■ EXERCISE TASK
Skip the images. Copy the records exactly as written.

Begin RECORDS FOR THE EXERCISE

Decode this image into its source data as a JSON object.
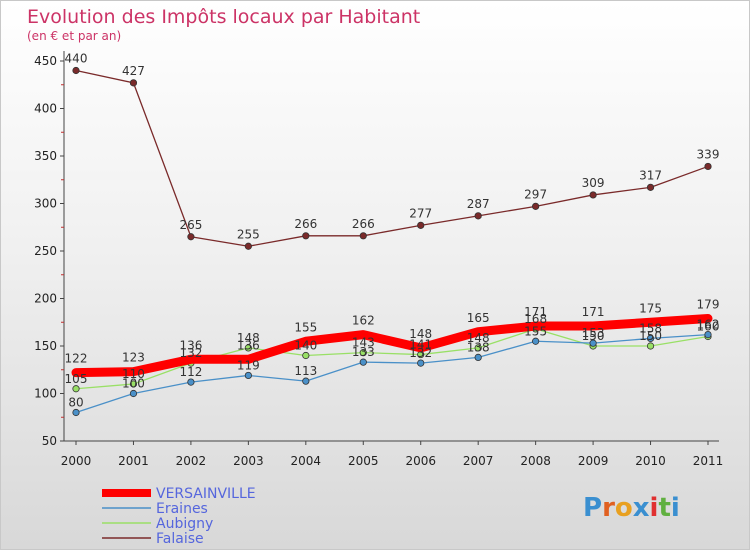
{
  "title": "Evolution des Impôts locaux par Habitant",
  "subtitle": "(en € et par an)",
  "logo": "Proxiti",
  "chart_data": {
    "type": "line",
    "title": "Evolution des Impôts locaux par Habitant",
    "subtitle": "(en € et par an)",
    "x": [
      2000,
      2001,
      2002,
      2003,
      2004,
      2005,
      2006,
      2007,
      2008,
      2009,
      2010,
      2011
    ],
    "ylim": [
      50,
      450
    ],
    "yticks": [
      50,
      100,
      150,
      200,
      250,
      300,
      350,
      400,
      450
    ],
    "grid": false,
    "legend_position": "bottom-left",
    "series": [
      {
        "name": "VERSAINVILLE",
        "color": "#ff0000",
        "values": [
          122,
          123,
          136,
          136,
          155,
          162,
          148,
          165,
          171,
          171,
          175,
          179
        ]
      },
      {
        "name": "Eraines",
        "color": "#4a90c8",
        "values": [
          80,
          100,
          112,
          119,
          113,
          133,
          132,
          138,
          155,
          153,
          158,
          162
        ]
      },
      {
        "name": "Aubigny",
        "color": "#99e066",
        "values": [
          105,
          110,
          132,
          148,
          140,
          143,
          141,
          148,
          168,
          150,
          150,
          160
        ]
      },
      {
        "name": "Falaise",
        "color": "#7a2a2a",
        "values": [
          440,
          427,
          265,
          255,
          266,
          266,
          277,
          287,
          297,
          309,
          317,
          339
        ]
      }
    ],
    "data_labels": {
      "VERSAINVILLE": [
        "122",
        "123",
        "136",
        "136",
        "155",
        "162",
        "148",
        "165",
        "171",
        "171",
        "175",
        "179"
      ],
      "Eraines": [
        "80",
        "100",
        "112",
        "119",
        "113",
        "133",
        "132",
        "138",
        "155",
        "153",
        "158",
        "162"
      ],
      "Aubigny": [
        "105",
        "110",
        "132",
        "148",
        "140",
        "143",
        "141",
        "148",
        "168",
        "150",
        "150",
        "160"
      ],
      "Falaise": [
        "440",
        "427",
        "265",
        "255",
        "266",
        "266",
        "277",
        "287",
        "297",
        "309",
        "317",
        "339"
      ]
    }
  }
}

End RECORDS FOR THE EXERCISE

■ WRITTEN RESPONSE
Decode this image into its source data as a JSON object.
{
  "title": "Evolution des Impôts locaux par Habitant",
  "subtitle": "(en € et par an)",
  "logo": "Proxiti",
  "chart_data": {
    "type": "line",
    "title": "Evolution des Impôts locaux par Habitant",
    "subtitle": "(en € et par an)",
    "x": [
      2000,
      2001,
      2002,
      2003,
      2004,
      2005,
      2006,
      2007,
      2008,
      2009,
      2010,
      2011
    ],
    "ylim": [
      50,
      450
    ],
    "yticks": [
      50,
      100,
      150,
      200,
      250,
      300,
      350,
      400,
      450
    ],
    "grid": false,
    "legend_position": "bottom-left",
    "series": [
      {
        "name": "VERSAINVILLE",
        "color": "#ff0000",
        "values": [
          122,
          123,
          136,
          136,
          155,
          162,
          148,
          165,
          171,
          171,
          175,
          179
        ]
      },
      {
        "name": "Eraines",
        "color": "#4a90c8",
        "values": [
          80,
          100,
          112,
          119,
          113,
          133,
          132,
          138,
          155,
          153,
          158,
          162
        ]
      },
      {
        "name": "Aubigny",
        "color": "#99e066",
        "values": [
          105,
          110,
          132,
          148,
          140,
          143,
          141,
          148,
          168,
          150,
          150,
          160
        ]
      },
      {
        "name": "Falaise",
        "color": "#7a2a2a",
        "values": [
          440,
          427,
          265,
          255,
          266,
          266,
          277,
          287,
          297,
          309,
          317,
          339
        ]
      }
    ],
    "data_labels": {
      "VERSAINVILLE": [
        "122",
        "123",
        "136",
        "136",
        "155",
        "162",
        "148",
        "165",
        "171",
        "171",
        "175",
        "179"
      ],
      "Eraines": [
        "80",
        "100",
        "112",
        "119",
        "113",
        "133",
        "132",
        "138",
        "155",
        "153",
        "158",
        "162"
      ],
      "Aubigny": [
        "105",
        "110",
        "132",
        "148",
        "140",
        "143",
        "141",
        "148",
        "168",
        "150",
        "150",
        "160"
      ],
      "Falaise": [
        "440",
        "427",
        "265",
        "255",
        "266",
        "266",
        "277",
        "287",
        "297",
        "309",
        "317",
        "339"
      ]
    }
  }
}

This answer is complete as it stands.